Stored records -
......
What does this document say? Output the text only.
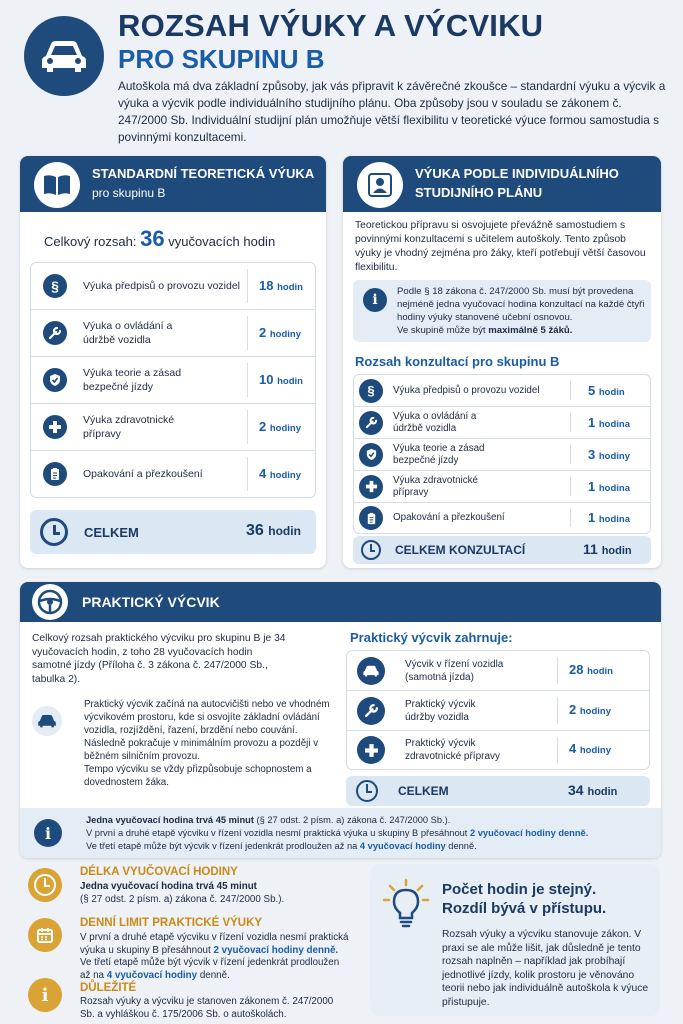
ROZSAH VÝUKY A VÝCVIKU
PRO SKUPINU B
Autoškola má dva základní způsoby, jak vás připravit k závěrečné zkoušce – standardní výuku a výcvik a výuka a výcvik podle individuálního studijního plánu. Oba způsoby jsou v souladu se zákonem č. 247/2000 Sb. Individuální studijní plán umožňuje větší flexibilitu v teoretické výuce formou samostudia s povinnými konzultacemi.
STANDARDNÍ TEORETICKÁ VÝUKA
pro skupinu B
Celkový rozsah: 36 vyučovacích hodin
§ Výuka předpisů o provozu vozidel 18 hodin
Výuka o ovládání a údržbě vozidla	2 hodiny
Výuka teorie a zásad bezpečné jízdy	10 hodin
Výuka zdravotnické přípravy	2 hodiny
Opakování a přezkoušení	4 hodiny
CELKEM	36 hodin
VÝUKA PODLE INDIVIDUÁLNÍHO
STUDIJNÍHO PLÁNU
Teoretickou přípravu si osvojujete převážně samostudiem s povinnými konzultacemi s učitelem autoškoly. Tento způsob výuky je vhodný zejména pro žáky, kteří potřebují větší časovou flexibilitu.
i
Podle § 18 zákona č. 247/2000 Sb. musí být provedena nejméně jedna vyučovací hodina konzultací na každé čtyři hodiny výuky stanovené učební osnovou.
Ve skupině může být maximálně 5 žáků.
Rozsah konzultací pro skupinu B
§ Výuka předpisů o provozu vozidel	5 hodin
Výuka o ovládání a údržbě vozidla	1 hodina
Výuka teorie a zásad bezpečné jízdy	3 hodiny
Výuka zdravotnické přípravy	1 hodina
Opakování a přezkoušení	1 hodina
CELKEM KONZULTACÍ	11 hodin
PRAKTICKÝ VÝCVIK
Celkový rozsah praktického výcviku pro skupinu B je 34 vyučovacích hodin, z toho 28 vyučovacích hodin samotné jízdy (Příloha č. 3 zákona č. 247/2000 Sb., tabulka 2).
Praktický výcvik začíná na autocvičišti nebo ve vhodném výcvikovém prostoru, kde si osvojíte základní ovládání vozidla, rozjíždění, řazení, brzdění nebo couvání.
Následně pokračuje v minimálním provozu a později v běžném silničním provozu.
Tempo výcviku se vždy přizpůsobuje schopnostem a dovednostem žáka.
Praktický výcvik zahrnuje:
Výcvik v řízení vozidla (samotná jízda)	28 hodin
Praktický výcvik údržby vozidla	2 hodiny
Praktický výcvik zdravotnické přípravy
4 hodiny
CELKEM	34 hodin
i
Jedna vyučovací hodina trvá 45 minut (§ 27 odst. 2 písm. a) zákona č. 247/2000 Sb.).
V první a druhé etapě výcviku v řízení vozidla nesmí praktická výuka u skupiny B přesáhnout 2 vyučovací hodiny denně.
Ve třetí etapě může být výcvik v řízení jedenkrát prodloužen až na 4 vyučovací hodiny denně.
DÉLKA VYUČOVACÍ HODINY
Jedna vyučovací hodina trvá 45 minut
(§ 27 odst. 2 písm. a) zákona č. 247/2000 Sb.).
DENNÍ LIMIT PRAKTICKÉ VÝUKY
V první a druhé etapě výcviku v řízení vozidla nesmí praktická výuka u skupiny B přesáhnout 2 vyučovací hodiny denně.
Ve třetí etapě může být výcvik v řízení jedenkrát prodloužen až na 4 vyučovací hodiny denně.
i	DŮLEŽITÉ
Rozsah výuky a výcviku je stanoven zákonem č. 247/2000 Sb. a vyhláškou č. 175/2006 Sb. o autoškolách.
Počet hodin je stejný.
Rozdíl bývá v přístupu.
Rozsah výuky a výcviku stanovuje zákon. V praxi se ale může lišit, jak důsledně je tento rozsah naplněn – například jak probíhají jednotlivé jízdy, kolik prostoru je věnováno teorii nebo jak individuálně autoškola k výuce přistupuje.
......
Problem -
Using the entries above, state how many lines include the word "zdravotnické", with no other words.

Answer in full -
3